[Input records]
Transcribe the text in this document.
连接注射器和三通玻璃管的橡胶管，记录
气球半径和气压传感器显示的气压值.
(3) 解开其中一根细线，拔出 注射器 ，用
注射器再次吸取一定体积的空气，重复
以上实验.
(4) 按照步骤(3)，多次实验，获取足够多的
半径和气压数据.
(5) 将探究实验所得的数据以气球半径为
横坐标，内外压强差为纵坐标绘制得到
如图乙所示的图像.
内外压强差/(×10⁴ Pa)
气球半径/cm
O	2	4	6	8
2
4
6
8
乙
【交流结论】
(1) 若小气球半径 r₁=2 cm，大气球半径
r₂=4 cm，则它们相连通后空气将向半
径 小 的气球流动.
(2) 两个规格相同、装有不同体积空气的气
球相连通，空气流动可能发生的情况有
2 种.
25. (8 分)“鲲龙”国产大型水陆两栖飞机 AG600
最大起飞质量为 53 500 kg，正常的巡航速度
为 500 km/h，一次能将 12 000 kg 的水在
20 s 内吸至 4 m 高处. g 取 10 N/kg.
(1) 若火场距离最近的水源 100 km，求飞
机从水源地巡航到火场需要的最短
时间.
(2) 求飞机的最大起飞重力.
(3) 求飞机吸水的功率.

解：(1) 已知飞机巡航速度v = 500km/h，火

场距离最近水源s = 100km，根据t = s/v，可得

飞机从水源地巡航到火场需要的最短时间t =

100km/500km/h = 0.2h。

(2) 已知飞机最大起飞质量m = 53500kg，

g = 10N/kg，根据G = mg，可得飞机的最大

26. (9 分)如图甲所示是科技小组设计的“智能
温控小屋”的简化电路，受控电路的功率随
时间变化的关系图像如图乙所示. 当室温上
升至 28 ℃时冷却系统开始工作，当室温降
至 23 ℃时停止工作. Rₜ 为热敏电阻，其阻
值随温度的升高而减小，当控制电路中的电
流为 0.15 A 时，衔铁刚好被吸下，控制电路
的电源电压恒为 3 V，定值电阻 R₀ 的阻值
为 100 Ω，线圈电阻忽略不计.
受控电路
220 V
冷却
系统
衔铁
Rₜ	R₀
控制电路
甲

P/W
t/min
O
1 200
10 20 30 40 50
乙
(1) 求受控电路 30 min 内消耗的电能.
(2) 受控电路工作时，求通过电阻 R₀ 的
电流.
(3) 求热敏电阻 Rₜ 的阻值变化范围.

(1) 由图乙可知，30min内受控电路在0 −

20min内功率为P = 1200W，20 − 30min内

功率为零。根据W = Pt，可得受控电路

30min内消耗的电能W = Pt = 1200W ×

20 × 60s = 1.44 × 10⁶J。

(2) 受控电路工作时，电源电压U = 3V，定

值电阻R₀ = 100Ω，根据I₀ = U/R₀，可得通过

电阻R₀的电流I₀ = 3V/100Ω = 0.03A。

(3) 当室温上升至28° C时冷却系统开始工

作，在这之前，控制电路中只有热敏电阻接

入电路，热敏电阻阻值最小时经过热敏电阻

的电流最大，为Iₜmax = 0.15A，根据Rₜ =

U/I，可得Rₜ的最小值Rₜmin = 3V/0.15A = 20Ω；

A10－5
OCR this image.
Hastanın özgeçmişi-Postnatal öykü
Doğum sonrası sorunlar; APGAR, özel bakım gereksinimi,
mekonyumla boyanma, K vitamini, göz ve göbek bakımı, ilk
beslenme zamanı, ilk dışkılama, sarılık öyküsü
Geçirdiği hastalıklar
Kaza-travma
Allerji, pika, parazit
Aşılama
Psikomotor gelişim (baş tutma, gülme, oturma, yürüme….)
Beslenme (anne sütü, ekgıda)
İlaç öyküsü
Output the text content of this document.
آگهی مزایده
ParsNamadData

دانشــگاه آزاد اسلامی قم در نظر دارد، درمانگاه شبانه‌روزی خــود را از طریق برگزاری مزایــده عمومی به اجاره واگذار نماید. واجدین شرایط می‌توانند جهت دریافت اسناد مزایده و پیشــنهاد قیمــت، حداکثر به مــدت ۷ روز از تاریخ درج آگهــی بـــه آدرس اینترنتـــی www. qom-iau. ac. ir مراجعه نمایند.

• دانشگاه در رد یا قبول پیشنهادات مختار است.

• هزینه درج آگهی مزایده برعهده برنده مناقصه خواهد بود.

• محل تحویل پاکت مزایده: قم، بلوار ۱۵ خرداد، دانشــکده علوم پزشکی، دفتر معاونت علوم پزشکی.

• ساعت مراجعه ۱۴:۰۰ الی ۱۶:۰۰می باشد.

[Required task]
Check each line of the records above for the string "受控电路工作时", and report every line that has it.

[Exercise result]
(2) 受控电路工作时，求通过电阻 R₀ 的
(2) 受控电路工作时，电源电压U = 3V，定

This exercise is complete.